Directions = Quote, verbatim, all material below, without pictures.

Available records =
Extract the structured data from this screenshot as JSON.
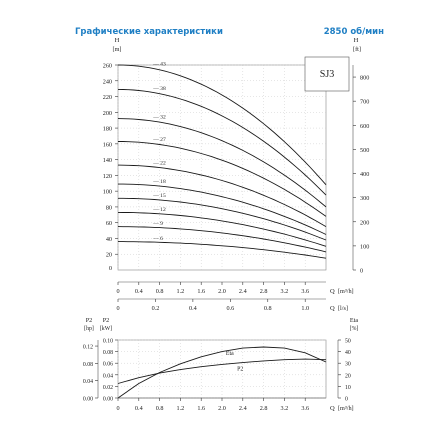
{
  "header": {
    "title": "Графические характеристики",
    "speed": "2850 об/мин"
  },
  "chart_data": [
    {
      "type": "line",
      "name_box": "SJ3",
      "y_left_label": "H",
      "y_left_unit": "[m]",
      "y_right_label": "H",
      "y_right_unit": "[ft]",
      "x_label": "Q",
      "x_unit": "[m³/h]",
      "x2_label": "Q",
      "x2_unit": "[l/s]",
      "xlim": [
        0,
        4
      ],
      "ylim": [
        0,
        260
      ],
      "y_right_lim": [
        0,
        850
      ],
      "x_ticks": [
        0,
        0.4,
        0.8,
        1.2,
        1.6,
        2.0,
        2.4,
        2.8,
        3.2,
        3.6
      ],
      "y_ticks": [
        20,
        40,
        60,
        80,
        100,
        120,
        140,
        160,
        180,
        200,
        220,
        240,
        260
      ],
      "y_right_ticks": [
        0,
        100,
        200,
        300,
        400,
        500,
        600,
        700,
        800
      ],
      "x2_ticks": [
        0,
        0.2,
        0.4,
        0.6,
        0.8,
        1.0
      ],
      "series": [
        {
          "name": "43",
          "x": [
            0,
            4.0
          ],
          "y": [
            260,
            108
          ]
        },
        {
          "name": "38",
          "x": [
            0,
            4.0
          ],
          "y": [
            229,
            95
          ]
        },
        {
          "name": "32",
          "x": [
            0,
            4.0
          ],
          "y": [
            192,
            80
          ]
        },
        {
          "name": "27",
          "x": [
            0,
            4.0
          ],
          "y": [
            163,
            68
          ]
        },
        {
          "name": "22",
          "x": [
            0,
            4.0
          ],
          "y": [
            133,
            55
          ]
        },
        {
          "name": "18",
          "x": [
            0,
            4.0
          ],
          "y": [
            109,
            45
          ]
        },
        {
          "name": "15",
          "x": [
            0,
            4.0
          ],
          "y": [
            91,
            38
          ]
        },
        {
          "name": "12",
          "x": [
            0,
            4.0
          ],
          "y": [
            73,
            30
          ]
        },
        {
          "name": "9",
          "x": [
            0,
            4.0
          ],
          "y": [
            55,
            23
          ]
        },
        {
          "name": "6",
          "x": [
            0,
            4.0
          ],
          "y": [
            36,
            15
          ]
        }
      ]
    },
    {
      "type": "line",
      "y_p2_label": "P2",
      "y_p2_unit": "[kW]",
      "y_p2hp_label": "P2",
      "y_p2hp_unit": "[hp]",
      "y_eta_label": "Eta",
      "y_eta_unit": "[%]",
      "x_label": "Q",
      "x_unit": "[m³/h]",
      "xlim": [
        0,
        4
      ],
      "ylim": [
        0,
        0.1
      ],
      "y_eta_lim": [
        0,
        50
      ],
      "x_ticks": [
        0,
        0.4,
        0.8,
        1.2,
        1.6,
        2.0,
        2.4,
        2.8,
        3.2,
        3.6
      ],
      "y_ticks": [
        0.0,
        0.02,
        0.04,
        0.06,
        0.08,
        0.1
      ],
      "y_hp_ticks": [
        0.0,
        0.04,
        0.08,
        0.12
      ],
      "y_eta_ticks": [
        0,
        10,
        20,
        30,
        40,
        50
      ],
      "series": [
        {
          "name": "Eta",
          "x": [
            0,
            0.4,
            0.8,
            1.2,
            1.6,
            2.0,
            2.4,
            2.8,
            3.2,
            3.6,
            4.0
          ],
          "y": [
            0,
            12.5,
            22,
            29.5,
            35.5,
            40,
            43,
            44,
            43,
            39,
            31
          ]
        },
        {
          "name": "P2",
          "x": [
            0,
            0.4,
            0.8,
            1.2,
            1.6,
            2.0,
            2.4,
            2.8,
            3.2,
            3.6,
            4.0
          ],
          "y": [
            0.025,
            0.035,
            0.043,
            0.049,
            0.054,
            0.058,
            0.061,
            0.064,
            0.066,
            0.067,
            0.066
          ]
        }
      ]
    }
  ]
}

Completed task =
Extract the structured data from this screenshot as JSON.
{
  "header": {
    "title": "Графические характеристики",
    "speed": "2850 об/мин"
  },
  "chart_data": [
    {
      "type": "line",
      "name_box": "SJ3",
      "y_left_label": "H",
      "y_left_unit": "[m]",
      "y_right_label": "H",
      "y_right_unit": "[ft]",
      "x_label": "Q",
      "x_unit": "[m³/h]",
      "x2_label": "Q",
      "x2_unit": "[l/s]",
      "xlim": [
        0,
        4
      ],
      "ylim": [
        0,
        260
      ],
      "y_right_lim": [
        0,
        850
      ],
      "x_ticks": [
        0,
        0.4,
        0.8,
        1.2,
        1.6,
        2.0,
        2.4,
        2.8,
        3.2,
        3.6
      ],
      "y_ticks": [
        20,
        40,
        60,
        80,
        100,
        120,
        140,
        160,
        180,
        200,
        220,
        240,
        260
      ],
      "y_right_ticks": [
        0,
        100,
        200,
        300,
        400,
        500,
        600,
        700,
        800
      ],
      "x2_ticks": [
        0,
        0.2,
        0.4,
        0.6,
        0.8,
        1.0
      ],
      "series": [
        {
          "name": "43",
          "x": [
            0,
            4.0
          ],
          "y": [
            260,
            108
          ]
        },
        {
          "name": "38",
          "x": [
            0,
            4.0
          ],
          "y": [
            229,
            95
          ]
        },
        {
          "name": "32",
          "x": [
            0,
            4.0
          ],
          "y": [
            192,
            80
          ]
        },
        {
          "name": "27",
          "x": [
            0,
            4.0
          ],
          "y": [
            163,
            68
          ]
        },
        {
          "name": "22",
          "x": [
            0,
            4.0
          ],
          "y": [
            133,
            55
          ]
        },
        {
          "name": "18",
          "x": [
            0,
            4.0
          ],
          "y": [
            109,
            45
          ]
        },
        {
          "name": "15",
          "x": [
            0,
            4.0
          ],
          "y": [
            91,
            38
          ]
        },
        {
          "name": "12",
          "x": [
            0,
            4.0
          ],
          "y": [
            73,
            30
          ]
        },
        {
          "name": "9",
          "x": [
            0,
            4.0
          ],
          "y": [
            55,
            23
          ]
        },
        {
          "name": "6",
          "x": [
            0,
            4.0
          ],
          "y": [
            36,
            15
          ]
        }
      ]
    },
    {
      "type": "line",
      "y_p2_label": "P2",
      "y_p2_unit": "[kW]",
      "y_p2hp_label": "P2",
      "y_p2hp_unit": "[hp]",
      "y_eta_label": "Eta",
      "y_eta_unit": "[%]",
      "x_label": "Q",
      "x_unit": "[m³/h]",
      "xlim": [
        0,
        4
      ],
      "ylim": [
        0,
        0.1
      ],
      "y_eta_lim": [
        0,
        50
      ],
      "x_ticks": [
        0,
        0.4,
        0.8,
        1.2,
        1.6,
        2.0,
        2.4,
        2.8,
        3.2,
        3.6
      ],
      "y_ticks": [
        0.0,
        0.02,
        0.04,
        0.06,
        0.08,
        0.1
      ],
      "y_hp_ticks": [
        0.0,
        0.04,
        0.08,
        0.12
      ],
      "y_eta_ticks": [
        0,
        10,
        20,
        30,
        40,
        50
      ],
      "series": [
        {
          "name": "Eta",
          "x": [
            0,
            0.4,
            0.8,
            1.2,
            1.6,
            2.0,
            2.4,
            2.8,
            3.2,
            3.6,
            4.0
          ],
          "y": [
            0,
            12.5,
            22,
            29.5,
            35.5,
            40,
            43,
            44,
            43,
            39,
            31
          ]
        },
        {
          "name": "P2",
          "x": [
            0,
            0.4,
            0.8,
            1.2,
            1.6,
            2.0,
            2.4,
            2.8,
            3.2,
            3.6,
            4.0
          ],
          "y": [
            0.025,
            0.035,
            0.043,
            0.049,
            0.054,
            0.058,
            0.061,
            0.064,
            0.066,
            0.067,
            0.066
          ]
        }
      ]
    }
  ]
}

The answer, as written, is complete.